Written problem
How many lines of the data hold the word "Science"? State the number and nothing else.

Listing
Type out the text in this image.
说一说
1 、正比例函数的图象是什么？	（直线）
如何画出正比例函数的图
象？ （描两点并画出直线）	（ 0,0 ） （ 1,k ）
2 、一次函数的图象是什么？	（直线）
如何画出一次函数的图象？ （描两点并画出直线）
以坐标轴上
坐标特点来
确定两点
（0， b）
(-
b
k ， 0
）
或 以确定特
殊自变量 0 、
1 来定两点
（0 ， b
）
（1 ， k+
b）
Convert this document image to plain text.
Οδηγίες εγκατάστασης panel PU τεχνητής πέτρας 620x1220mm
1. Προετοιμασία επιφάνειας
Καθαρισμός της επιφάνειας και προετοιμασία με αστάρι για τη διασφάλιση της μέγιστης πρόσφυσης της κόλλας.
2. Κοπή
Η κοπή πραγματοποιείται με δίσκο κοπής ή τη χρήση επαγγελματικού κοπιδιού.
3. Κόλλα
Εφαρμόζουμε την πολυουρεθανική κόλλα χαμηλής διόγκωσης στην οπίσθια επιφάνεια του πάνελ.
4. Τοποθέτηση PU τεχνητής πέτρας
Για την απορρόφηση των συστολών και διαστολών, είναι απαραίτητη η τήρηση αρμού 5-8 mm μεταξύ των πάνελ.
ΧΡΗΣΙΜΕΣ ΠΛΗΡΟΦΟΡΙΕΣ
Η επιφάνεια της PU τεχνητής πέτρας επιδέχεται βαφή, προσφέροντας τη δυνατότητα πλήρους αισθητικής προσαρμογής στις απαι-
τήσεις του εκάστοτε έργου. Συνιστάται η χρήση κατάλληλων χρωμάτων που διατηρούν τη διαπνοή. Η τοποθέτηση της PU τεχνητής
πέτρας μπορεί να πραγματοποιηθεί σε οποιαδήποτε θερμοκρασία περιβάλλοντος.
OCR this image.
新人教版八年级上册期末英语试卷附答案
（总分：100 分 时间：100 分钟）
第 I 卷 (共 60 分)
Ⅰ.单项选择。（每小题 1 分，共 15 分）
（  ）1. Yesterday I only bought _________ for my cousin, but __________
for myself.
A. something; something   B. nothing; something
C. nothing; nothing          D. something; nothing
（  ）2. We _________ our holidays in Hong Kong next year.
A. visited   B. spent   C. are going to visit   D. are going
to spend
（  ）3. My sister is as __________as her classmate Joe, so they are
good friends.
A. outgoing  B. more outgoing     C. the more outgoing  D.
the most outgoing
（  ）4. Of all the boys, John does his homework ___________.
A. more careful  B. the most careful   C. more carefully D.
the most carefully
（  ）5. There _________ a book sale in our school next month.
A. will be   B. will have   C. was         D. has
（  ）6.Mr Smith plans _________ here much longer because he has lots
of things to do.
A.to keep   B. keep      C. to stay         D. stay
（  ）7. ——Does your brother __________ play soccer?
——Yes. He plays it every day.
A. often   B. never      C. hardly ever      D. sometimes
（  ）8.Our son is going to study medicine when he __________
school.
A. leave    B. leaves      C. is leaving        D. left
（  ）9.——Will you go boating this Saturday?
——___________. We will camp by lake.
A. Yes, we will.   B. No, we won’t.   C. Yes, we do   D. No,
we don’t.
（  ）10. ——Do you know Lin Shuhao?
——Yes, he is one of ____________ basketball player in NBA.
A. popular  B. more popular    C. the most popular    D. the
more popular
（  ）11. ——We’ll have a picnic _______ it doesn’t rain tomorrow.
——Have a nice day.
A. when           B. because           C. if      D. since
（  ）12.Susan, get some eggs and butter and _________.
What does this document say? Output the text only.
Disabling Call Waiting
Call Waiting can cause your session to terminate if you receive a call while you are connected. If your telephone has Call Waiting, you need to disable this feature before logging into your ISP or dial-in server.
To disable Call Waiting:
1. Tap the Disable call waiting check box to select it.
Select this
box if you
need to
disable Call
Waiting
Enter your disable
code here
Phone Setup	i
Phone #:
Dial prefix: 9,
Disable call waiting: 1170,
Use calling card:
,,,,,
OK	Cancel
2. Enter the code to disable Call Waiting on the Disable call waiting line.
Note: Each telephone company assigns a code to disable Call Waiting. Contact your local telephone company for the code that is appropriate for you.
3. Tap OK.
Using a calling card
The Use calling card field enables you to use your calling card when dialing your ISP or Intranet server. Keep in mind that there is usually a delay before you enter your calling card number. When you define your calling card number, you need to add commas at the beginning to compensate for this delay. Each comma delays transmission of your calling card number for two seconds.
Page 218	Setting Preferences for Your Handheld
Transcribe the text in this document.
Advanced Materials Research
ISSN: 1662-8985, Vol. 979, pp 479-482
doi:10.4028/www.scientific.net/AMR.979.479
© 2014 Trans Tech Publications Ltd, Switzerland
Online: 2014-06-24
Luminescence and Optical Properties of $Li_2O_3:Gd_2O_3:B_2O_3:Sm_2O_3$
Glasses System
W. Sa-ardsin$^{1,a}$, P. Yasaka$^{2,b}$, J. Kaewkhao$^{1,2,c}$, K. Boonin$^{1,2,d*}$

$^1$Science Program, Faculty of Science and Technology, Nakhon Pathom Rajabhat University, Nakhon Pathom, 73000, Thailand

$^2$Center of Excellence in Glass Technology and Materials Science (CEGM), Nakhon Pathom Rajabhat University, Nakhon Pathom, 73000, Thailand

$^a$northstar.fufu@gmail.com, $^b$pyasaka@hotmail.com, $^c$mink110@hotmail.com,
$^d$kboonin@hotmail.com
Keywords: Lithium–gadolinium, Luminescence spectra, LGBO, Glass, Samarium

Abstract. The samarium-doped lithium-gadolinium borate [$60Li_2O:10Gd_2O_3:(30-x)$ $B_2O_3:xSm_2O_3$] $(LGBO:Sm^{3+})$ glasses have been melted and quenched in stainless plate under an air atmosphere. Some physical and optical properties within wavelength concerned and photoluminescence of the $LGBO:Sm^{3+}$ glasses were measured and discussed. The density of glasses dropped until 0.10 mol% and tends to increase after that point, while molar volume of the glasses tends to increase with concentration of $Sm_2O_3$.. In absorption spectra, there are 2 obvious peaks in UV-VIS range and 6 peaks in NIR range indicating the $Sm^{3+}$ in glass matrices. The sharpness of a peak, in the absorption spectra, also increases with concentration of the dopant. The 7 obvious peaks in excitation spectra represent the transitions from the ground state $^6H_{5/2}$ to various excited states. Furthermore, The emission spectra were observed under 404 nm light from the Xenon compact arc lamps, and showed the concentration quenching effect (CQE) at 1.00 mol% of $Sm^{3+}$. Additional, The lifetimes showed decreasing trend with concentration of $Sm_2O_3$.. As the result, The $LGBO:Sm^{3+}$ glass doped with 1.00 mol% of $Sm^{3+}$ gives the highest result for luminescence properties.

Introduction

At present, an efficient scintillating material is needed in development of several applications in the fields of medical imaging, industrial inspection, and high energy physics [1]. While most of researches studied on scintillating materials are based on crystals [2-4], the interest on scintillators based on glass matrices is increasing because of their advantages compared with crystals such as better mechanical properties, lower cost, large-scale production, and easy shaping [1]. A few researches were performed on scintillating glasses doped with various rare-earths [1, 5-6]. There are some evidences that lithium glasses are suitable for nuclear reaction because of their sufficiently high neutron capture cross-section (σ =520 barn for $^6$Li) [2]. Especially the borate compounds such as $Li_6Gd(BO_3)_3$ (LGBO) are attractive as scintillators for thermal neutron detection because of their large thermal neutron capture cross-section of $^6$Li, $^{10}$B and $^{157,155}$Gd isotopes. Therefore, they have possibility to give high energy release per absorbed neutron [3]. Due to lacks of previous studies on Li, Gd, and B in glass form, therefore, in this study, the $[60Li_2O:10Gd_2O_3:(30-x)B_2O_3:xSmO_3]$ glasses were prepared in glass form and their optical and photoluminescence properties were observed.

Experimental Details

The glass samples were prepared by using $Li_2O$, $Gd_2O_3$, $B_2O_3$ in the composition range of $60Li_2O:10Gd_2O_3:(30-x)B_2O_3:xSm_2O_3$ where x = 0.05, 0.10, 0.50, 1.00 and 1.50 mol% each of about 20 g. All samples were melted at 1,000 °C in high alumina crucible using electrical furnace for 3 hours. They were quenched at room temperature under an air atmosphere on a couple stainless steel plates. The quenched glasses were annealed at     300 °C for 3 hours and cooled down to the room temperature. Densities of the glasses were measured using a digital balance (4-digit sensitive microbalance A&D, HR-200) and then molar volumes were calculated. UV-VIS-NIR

Problem solution
2